◆ DOKUMENTTEXT:
>>>
Jacob: Wir haben unsere Arbeit auf verschiedene Ebenen aufgeteilt. Auf der einen Seite haben wir die Empower-Ebene, die wir durch die Teilnahme an Workshops, Diskussionsrunden und Vernetzungstreffen bespielen. Ein großer Teil darin besteht aus der Zusammenarbeit mit Aktivist*innen und Journalist*innen. Die zweite Ebene ist unsere Get-Real-Ebene. Hier thematisieren wir Sexismus und sexualisierte Gewalt gegen Frauen und machen hauptsächlich über Social Media darauf aufmerksam. Hierzu gehören auch unsere Medienscreenings und Studien. Die dritte Ebene stellt unsere Kampagnenarbeit dar.Diese begann mit StopBildSexism und wurde 2018 durch die Kampagnen #UnfollowPatriarchy abgelöst.. Vermutlich im nächsten Jahr startet unsere dritte Kampagne Recording Media.

GöHört: Was genau muss man sich unter den Medienscreenings vorstellen?

Jacob: Bei unserem ursprünglichen Medienscreenings haben wir uns die Online-Auftritte großer Medien wie dem Stern oder der Welt angeschaut und zunächst zu allgemein sexistischen Aussagen und Darstellungen von Frauen abgesucht. Dabei ist uns schnell bewusst geworden, dass es noch ein weiteres, mindestens genauso großes Problem gibt, nämlich die Verharmlosung von Gewalt gegen Frauen. Dabei sind uns bestimmte Begriffe wie Beziehungstat, Ehedrama und Sextäter immer wieder aufgefallen. Deshalb haben wir Anfang des Jahres 2020 beschlossen, uns komplett auf die Schlagwortsuche zu fokussieren und seitdem screenen wir über die Google-Suchfunktion täglich die Medien nach diesem Katalog an Begriffen ab und dokumentieren Ergebnisse anhand von Screenshots, Titeln und Links zu den Artikeln.

GöHört: Und dann sprecht ihr Journalist*innen direkt in den sozialen Medien an, wenn euch etwas Negatives auffällt?

Jacob: Genau, das machen wir über Twitter. Wir schreiben die verantwortlichen Journalist*innen oder die Redaktion an und verweisen auf die Problematik der Wortwahl hin und dann um eine Anpassung des Artikels, der Überschrift oder des Fotos.

Foto: Gender Equality Media e.V.
<<<
◆ ZU PRÜFENDE DATEN:
>>>
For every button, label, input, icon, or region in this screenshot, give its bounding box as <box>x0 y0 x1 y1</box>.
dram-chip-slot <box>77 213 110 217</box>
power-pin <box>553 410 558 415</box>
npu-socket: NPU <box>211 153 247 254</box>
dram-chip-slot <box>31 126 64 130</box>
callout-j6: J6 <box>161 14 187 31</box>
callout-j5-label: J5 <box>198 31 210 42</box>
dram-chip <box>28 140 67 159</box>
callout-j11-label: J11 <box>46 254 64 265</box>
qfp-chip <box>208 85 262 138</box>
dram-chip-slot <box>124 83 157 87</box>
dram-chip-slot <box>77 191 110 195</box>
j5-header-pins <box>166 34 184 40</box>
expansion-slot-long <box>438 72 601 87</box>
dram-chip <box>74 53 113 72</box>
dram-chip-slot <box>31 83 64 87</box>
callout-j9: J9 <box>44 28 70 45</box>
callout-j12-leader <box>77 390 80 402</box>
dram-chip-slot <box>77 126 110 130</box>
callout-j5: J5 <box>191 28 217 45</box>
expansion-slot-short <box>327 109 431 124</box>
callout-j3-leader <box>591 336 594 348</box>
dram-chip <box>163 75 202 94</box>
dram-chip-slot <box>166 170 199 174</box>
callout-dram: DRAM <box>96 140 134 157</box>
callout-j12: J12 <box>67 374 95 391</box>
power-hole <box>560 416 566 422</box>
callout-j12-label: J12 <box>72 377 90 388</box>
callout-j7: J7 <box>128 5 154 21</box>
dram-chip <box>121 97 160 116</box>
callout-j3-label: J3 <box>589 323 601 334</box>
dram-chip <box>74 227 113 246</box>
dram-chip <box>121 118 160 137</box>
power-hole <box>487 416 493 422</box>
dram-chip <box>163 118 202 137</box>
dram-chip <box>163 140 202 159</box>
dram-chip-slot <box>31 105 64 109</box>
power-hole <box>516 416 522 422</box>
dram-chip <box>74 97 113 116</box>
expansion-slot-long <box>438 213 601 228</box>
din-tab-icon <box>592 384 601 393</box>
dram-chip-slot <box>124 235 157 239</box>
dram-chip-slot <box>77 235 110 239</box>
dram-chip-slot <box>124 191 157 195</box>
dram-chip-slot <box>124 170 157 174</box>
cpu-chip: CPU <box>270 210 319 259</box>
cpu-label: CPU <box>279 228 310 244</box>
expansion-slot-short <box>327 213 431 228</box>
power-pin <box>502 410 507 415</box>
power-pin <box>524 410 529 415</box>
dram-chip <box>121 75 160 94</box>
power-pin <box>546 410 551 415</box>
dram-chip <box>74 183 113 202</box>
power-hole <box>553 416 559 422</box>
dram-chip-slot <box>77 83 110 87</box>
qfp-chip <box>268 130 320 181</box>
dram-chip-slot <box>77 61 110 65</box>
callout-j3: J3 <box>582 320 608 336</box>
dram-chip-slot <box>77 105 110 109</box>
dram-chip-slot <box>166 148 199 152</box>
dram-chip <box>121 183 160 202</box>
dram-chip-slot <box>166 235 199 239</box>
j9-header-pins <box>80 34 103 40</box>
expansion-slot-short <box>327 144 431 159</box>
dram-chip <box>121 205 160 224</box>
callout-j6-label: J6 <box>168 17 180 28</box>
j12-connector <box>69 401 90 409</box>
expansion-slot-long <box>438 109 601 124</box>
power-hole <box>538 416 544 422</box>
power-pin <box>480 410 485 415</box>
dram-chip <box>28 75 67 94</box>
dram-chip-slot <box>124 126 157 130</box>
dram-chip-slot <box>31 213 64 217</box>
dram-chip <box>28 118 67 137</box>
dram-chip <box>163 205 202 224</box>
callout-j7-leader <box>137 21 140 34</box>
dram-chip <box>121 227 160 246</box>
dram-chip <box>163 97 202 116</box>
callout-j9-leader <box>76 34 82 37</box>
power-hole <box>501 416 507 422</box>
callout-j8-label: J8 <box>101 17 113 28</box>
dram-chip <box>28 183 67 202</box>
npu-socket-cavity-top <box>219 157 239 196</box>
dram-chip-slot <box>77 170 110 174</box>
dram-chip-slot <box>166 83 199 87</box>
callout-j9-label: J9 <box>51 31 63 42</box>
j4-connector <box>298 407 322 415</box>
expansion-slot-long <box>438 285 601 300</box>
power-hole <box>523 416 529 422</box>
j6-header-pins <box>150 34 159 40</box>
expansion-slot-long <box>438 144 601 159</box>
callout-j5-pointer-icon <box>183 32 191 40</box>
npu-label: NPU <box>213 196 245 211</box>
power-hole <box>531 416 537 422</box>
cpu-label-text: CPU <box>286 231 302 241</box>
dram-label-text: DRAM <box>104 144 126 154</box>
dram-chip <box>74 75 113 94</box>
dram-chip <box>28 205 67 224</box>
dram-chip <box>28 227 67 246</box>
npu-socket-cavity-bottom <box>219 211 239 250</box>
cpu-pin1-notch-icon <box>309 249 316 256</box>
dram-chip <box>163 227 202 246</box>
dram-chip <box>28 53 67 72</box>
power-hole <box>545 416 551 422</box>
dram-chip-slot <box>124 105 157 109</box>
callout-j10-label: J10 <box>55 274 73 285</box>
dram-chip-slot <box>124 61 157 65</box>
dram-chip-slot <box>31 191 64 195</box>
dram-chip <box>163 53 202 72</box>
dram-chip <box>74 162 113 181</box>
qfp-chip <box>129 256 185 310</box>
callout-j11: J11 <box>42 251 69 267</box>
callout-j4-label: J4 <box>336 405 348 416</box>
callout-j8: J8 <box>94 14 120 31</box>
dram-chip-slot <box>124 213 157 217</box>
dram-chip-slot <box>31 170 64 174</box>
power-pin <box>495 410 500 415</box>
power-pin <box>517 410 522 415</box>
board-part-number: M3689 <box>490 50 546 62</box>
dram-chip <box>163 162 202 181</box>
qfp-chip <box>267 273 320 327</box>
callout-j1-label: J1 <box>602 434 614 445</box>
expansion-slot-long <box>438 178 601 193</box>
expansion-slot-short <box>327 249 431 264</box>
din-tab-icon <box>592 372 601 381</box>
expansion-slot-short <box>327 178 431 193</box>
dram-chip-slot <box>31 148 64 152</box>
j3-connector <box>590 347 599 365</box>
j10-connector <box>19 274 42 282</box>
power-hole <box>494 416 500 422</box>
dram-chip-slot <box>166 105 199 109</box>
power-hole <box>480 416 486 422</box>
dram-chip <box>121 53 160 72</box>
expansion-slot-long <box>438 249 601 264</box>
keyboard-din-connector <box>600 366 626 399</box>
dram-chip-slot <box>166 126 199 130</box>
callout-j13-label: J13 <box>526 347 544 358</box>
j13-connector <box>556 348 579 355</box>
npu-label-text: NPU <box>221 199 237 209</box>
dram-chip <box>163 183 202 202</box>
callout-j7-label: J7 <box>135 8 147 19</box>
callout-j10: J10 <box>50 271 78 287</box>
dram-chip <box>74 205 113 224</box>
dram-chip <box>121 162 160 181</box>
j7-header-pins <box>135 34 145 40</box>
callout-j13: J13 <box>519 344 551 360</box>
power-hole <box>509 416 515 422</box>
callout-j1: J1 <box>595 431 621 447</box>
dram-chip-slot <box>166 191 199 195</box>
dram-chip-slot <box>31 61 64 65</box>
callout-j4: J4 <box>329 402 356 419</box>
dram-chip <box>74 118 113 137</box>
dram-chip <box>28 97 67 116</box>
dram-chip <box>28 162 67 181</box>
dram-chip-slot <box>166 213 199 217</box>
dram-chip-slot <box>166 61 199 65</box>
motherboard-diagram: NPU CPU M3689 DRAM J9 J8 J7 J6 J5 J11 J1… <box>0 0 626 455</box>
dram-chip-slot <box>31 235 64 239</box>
<<<
◆ AUFGABENLISTE:
**1)** Gib aus dem Dokumenttext alles von „Jacob: Genau, das“ bis hinunter zu „oder des Fotos.“ wortgetreu aus.
**2)** Über welche Plattform werden laut Dokumenttext die verantwortlichen Journalist*innen angeschrieben?

◆ LÖSUNGEN JE AUFGABE:
**1)**
Jacob: Genau, das machen wir über Twitter. Wir schreiben die verantwortlichen Journalist*innen oder die Redaktion an und verweisen auf die Problematik der Wortwahl hin und dann um eine Anpassung des Artikels, der Überschrift oder des Fotos.

**2)** Über Twitter.